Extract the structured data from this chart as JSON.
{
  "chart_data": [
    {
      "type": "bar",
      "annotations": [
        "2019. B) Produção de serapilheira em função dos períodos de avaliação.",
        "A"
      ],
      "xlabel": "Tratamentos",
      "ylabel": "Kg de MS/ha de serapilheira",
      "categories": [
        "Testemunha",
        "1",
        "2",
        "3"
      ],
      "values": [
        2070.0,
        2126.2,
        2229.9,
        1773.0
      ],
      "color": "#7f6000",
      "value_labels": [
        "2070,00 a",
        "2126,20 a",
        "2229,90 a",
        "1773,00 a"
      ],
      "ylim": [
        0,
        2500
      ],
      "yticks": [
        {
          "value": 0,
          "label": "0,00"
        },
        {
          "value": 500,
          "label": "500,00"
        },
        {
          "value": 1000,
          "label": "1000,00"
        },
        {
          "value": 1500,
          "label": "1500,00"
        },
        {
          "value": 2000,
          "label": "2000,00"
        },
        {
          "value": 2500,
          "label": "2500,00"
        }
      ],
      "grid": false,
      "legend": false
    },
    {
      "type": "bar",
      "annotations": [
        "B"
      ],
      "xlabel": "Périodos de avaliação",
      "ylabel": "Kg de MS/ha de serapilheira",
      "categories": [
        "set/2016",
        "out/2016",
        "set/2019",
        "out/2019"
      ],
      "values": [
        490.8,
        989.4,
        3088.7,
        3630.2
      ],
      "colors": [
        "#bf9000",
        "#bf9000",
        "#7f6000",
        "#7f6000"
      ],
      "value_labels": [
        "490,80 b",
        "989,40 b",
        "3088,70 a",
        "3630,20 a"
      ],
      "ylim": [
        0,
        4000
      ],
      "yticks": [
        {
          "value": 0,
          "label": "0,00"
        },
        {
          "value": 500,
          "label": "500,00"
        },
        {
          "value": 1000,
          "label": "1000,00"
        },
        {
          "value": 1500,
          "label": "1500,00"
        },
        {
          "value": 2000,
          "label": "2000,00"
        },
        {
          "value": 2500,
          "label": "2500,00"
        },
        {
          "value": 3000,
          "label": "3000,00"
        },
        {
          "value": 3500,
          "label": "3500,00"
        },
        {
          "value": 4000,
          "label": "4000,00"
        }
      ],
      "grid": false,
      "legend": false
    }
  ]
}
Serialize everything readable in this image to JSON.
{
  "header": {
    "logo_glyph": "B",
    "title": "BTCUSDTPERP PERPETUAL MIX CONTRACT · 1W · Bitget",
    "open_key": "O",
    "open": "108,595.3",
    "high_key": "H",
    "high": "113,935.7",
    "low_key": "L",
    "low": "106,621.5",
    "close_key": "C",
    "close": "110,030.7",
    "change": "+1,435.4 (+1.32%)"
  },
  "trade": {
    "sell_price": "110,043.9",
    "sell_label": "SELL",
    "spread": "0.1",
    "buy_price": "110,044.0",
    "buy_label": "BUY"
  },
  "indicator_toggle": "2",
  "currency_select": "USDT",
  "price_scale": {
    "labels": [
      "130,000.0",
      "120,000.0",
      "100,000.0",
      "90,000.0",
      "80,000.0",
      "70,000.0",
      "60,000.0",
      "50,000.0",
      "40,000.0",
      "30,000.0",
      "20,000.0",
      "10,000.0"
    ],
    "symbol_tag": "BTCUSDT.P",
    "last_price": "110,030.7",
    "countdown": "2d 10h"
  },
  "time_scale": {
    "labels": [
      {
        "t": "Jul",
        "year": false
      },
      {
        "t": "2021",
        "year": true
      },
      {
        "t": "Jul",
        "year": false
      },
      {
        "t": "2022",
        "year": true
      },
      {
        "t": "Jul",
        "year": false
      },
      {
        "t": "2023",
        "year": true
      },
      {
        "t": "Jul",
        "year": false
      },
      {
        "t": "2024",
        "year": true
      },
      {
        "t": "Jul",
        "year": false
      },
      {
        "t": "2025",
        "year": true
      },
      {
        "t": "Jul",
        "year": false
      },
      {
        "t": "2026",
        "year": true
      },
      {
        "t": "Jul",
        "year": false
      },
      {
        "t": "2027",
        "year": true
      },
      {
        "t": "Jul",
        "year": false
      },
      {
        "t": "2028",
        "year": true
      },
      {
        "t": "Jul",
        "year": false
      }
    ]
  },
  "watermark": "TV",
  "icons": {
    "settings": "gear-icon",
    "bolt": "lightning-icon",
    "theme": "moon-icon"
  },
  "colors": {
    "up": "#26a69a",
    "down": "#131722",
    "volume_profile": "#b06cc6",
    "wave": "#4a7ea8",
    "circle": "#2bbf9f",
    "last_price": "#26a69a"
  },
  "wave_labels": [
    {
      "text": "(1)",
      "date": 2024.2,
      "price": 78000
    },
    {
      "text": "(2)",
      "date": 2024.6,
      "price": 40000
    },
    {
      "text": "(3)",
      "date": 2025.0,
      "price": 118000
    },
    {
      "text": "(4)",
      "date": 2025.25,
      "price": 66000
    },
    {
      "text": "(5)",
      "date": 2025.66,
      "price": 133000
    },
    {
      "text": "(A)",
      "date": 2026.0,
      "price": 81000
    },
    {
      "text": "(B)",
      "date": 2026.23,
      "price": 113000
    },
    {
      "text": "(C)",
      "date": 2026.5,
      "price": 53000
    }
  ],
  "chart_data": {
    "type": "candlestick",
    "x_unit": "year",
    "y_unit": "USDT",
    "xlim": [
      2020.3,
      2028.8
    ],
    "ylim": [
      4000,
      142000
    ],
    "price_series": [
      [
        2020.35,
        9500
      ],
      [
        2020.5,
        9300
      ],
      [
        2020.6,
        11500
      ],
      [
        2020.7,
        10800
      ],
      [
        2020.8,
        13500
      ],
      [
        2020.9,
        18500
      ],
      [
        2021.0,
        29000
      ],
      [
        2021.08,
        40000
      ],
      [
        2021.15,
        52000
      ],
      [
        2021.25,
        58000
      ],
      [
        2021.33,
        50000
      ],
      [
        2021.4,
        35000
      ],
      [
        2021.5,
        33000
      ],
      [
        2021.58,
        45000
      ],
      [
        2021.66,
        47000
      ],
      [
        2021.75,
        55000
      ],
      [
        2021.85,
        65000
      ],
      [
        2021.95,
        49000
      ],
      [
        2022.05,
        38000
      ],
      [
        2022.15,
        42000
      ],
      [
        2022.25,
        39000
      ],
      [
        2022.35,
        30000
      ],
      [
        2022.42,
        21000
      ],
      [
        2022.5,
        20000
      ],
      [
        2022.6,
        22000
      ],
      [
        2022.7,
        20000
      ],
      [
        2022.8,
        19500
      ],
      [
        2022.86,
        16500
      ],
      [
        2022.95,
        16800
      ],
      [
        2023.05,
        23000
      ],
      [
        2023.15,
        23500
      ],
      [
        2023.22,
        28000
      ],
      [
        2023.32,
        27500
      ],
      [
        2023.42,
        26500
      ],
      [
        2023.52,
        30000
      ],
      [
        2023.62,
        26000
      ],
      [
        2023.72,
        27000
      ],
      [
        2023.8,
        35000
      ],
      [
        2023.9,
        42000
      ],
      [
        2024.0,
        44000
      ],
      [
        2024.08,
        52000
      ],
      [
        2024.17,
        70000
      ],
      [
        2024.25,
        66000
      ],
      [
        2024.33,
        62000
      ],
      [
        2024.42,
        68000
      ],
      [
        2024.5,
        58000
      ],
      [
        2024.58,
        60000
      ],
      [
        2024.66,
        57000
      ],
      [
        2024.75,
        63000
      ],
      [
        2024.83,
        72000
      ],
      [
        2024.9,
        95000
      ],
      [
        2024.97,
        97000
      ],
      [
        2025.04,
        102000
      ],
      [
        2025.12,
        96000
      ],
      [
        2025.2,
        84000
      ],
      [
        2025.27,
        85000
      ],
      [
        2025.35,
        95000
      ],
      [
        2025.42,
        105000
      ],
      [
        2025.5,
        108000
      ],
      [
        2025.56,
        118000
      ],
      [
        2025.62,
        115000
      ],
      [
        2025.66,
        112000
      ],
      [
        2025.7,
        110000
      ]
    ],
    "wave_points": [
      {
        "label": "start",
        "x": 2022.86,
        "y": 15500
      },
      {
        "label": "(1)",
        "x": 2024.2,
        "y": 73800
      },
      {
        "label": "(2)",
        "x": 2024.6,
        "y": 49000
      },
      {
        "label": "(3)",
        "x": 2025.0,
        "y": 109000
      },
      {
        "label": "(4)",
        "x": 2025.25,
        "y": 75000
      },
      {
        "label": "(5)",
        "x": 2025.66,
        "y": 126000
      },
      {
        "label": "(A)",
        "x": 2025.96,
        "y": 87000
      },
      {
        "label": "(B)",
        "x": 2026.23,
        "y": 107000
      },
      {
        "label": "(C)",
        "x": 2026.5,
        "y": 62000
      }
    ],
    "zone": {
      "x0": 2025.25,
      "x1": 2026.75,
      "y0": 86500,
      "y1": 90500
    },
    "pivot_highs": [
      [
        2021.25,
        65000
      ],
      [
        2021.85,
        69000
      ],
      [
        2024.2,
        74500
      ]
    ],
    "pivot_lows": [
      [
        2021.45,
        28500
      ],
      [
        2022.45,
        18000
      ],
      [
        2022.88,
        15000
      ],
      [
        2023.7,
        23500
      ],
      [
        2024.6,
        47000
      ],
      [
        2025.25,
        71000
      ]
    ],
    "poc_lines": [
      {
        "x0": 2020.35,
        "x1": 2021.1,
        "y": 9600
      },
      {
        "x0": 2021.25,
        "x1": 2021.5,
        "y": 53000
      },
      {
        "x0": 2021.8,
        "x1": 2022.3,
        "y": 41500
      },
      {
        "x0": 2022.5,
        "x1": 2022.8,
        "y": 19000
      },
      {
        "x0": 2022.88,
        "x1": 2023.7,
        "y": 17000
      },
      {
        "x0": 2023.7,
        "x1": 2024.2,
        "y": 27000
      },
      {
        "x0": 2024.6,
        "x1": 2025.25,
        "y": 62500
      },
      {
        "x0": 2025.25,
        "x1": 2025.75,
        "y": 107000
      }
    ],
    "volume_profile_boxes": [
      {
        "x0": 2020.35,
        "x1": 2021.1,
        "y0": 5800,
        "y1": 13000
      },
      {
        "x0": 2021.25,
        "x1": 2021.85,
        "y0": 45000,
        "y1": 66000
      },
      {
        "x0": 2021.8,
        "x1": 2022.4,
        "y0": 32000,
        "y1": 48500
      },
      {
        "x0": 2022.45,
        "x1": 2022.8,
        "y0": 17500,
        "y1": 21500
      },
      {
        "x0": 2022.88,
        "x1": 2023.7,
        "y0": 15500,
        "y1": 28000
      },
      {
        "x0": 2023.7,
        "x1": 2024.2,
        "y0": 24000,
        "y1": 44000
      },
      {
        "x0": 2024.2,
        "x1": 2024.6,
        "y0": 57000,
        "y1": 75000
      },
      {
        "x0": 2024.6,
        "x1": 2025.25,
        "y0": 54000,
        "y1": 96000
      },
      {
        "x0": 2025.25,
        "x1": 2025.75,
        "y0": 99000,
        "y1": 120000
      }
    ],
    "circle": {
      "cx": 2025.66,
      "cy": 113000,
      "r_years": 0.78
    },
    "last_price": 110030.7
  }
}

———

WRITTEN TASK:
Gather each line in the entries above where the string "JSON" is found.

OUTPUT FOR THIS EXERCISE:
Extract the structured data from this chart as JSON.
Serialize everything readable in this image to JSON.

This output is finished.